● **To do**
Repeat exactly each line of the data provided below.

▬▬▬

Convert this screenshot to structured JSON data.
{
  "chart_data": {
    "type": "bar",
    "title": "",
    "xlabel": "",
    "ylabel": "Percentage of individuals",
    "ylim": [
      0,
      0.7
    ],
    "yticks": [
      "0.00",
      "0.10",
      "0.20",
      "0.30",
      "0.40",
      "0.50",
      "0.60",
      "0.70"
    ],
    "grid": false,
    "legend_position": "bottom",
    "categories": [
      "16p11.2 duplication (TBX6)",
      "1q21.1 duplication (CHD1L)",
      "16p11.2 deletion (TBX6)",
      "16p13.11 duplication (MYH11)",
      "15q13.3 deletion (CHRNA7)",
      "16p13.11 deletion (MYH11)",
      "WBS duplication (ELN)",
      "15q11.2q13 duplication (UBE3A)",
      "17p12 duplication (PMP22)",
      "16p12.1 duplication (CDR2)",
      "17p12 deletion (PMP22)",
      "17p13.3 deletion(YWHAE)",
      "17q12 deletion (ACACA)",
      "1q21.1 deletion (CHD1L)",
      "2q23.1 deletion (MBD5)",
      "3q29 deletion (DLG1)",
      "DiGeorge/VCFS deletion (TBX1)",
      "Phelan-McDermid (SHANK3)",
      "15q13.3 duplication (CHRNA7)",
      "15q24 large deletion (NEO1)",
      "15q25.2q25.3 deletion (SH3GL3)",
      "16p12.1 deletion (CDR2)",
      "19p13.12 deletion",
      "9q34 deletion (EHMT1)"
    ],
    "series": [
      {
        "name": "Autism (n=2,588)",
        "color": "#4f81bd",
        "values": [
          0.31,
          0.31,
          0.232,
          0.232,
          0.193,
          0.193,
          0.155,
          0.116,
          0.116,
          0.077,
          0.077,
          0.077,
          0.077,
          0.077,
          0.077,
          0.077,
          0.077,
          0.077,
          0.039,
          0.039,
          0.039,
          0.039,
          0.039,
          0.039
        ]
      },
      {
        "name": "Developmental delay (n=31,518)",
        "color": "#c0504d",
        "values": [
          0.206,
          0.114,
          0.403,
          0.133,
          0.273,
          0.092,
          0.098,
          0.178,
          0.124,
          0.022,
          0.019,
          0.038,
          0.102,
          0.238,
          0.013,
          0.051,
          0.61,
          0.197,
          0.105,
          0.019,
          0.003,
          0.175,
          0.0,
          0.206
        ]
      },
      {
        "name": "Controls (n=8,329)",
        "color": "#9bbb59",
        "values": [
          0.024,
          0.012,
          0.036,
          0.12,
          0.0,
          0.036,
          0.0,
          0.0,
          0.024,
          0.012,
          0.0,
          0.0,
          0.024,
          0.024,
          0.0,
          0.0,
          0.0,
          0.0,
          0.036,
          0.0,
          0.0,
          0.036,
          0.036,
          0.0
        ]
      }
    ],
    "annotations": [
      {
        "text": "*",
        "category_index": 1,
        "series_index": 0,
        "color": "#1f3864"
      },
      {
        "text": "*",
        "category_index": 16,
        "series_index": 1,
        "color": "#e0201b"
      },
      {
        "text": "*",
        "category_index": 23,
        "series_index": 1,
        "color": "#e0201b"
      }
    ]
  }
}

▬▬▬

● **The answer**
Convert this screenshot to structured JSON data.
{
  "chart_data": {
    "type": "bar",
    "title": "",
    "xlabel": "",
    "ylabel": "Percentage of individuals",
    "ylim": [
      0,
      0.7
    ],
    "yticks": [
      "0.00",
      "0.10",
      "0.20",
      "0.30",
      "0.40",
      "0.50",
      "0.60",
      "0.70"
    ],
    "grid": false,
    "legend_position": "bottom",
    "categories": [
      "16p11.2 duplication (TBX6)",
      "1q21.1 duplication (CHD1L)",
      "16p11.2 deletion (TBX6)",
      "16p13.11 duplication (MYH11)",
      "15q13.3 deletion (CHRNA7)",
      "16p13.11 deletion (MYH11)",
      "WBS duplication (ELN)",
      "15q11.2q13 duplication (UBE3A)",
      "17p12 duplication (PMP22)",
      "16p12.1 duplication (CDR2)",
      "17p12 deletion (PMP22)",
      "17p13.3 deletion(YWHAE)",
      "17q12 deletion (ACACA)",
      "1q21.1 deletion (CHD1L)",
      "2q23.1 deletion (MBD5)",
      "3q29 deletion (DLG1)",
      "DiGeorge/VCFS deletion (TBX1)",
      "Phelan-McDermid (SHANK3)",
      "15q13.3 duplication (CHRNA7)",
      "15q24 large deletion (NEO1)",
      "15q25.2q25.3 deletion (SH3GL3)",
      "16p12.1 deletion (CDR2)",
      "19p13.12 deletion",
      "9q34 deletion (EHMT1)"
    ],
    "series": [
      {
        "name": "Autism (n=2,588)",
        "color": "#4f81bd",
        "values": [
          0.31,
          0.31,
          0.232,
          0.232,
          0.193,
          0.193,
          0.155,
          0.116,
          0.116,
          0.077,
          0.077,
          0.077,
          0.077,
          0.077,
          0.077,
          0.077,
          0.077,
          0.077,
          0.039,
          0.039,
          0.039,
          0.039,
          0.039,
          0.039
        ]
      },
      {
        "name": "Developmental delay (n=31,518)",
        "color": "#c0504d",
        "values": [
          0.206,
          0.114,
          0.403,
          0.133,
          0.273,
          0.092,
          0.098,
          0.178,
          0.124,
          0.022,
          0.019,
          0.038,
          0.102,
          0.238,
          0.013,
          0.051,
          0.61,
          0.197,
          0.105,
          0.019,
          0.003,
          0.175,
          0.0,
          0.206
        ]
      },
      {
        "name": "Controls (n=8,329)",
        "color": "#9bbb59",
        "values": [
          0.024,
          0.012,
          0.036,
          0.12,
          0.0,
          0.036,
          0.0,
          0.0,
          0.024,
          0.012,
          0.0,
          0.0,
          0.024,
          0.024,
          0.0,
          0.0,
          0.0,
          0.0,
          0.036,
          0.0,
          0.0,
          0.036,
          0.036,
          0.0
        ]
      }
    ],
    "annotations": [
      {
        "text": "*",
        "category_index": 1,
        "series_index": 0,
        "color": "#1f3864"
      },
      {
        "text": "*",
        "category_index": 16,
        "series_index": 1,
        "color": "#e0201b"
      },
      {
        "text": "*",
        "category_index": 23,
        "series_index": 1,
        "color": "#e0201b"
      }
    ]
  }
}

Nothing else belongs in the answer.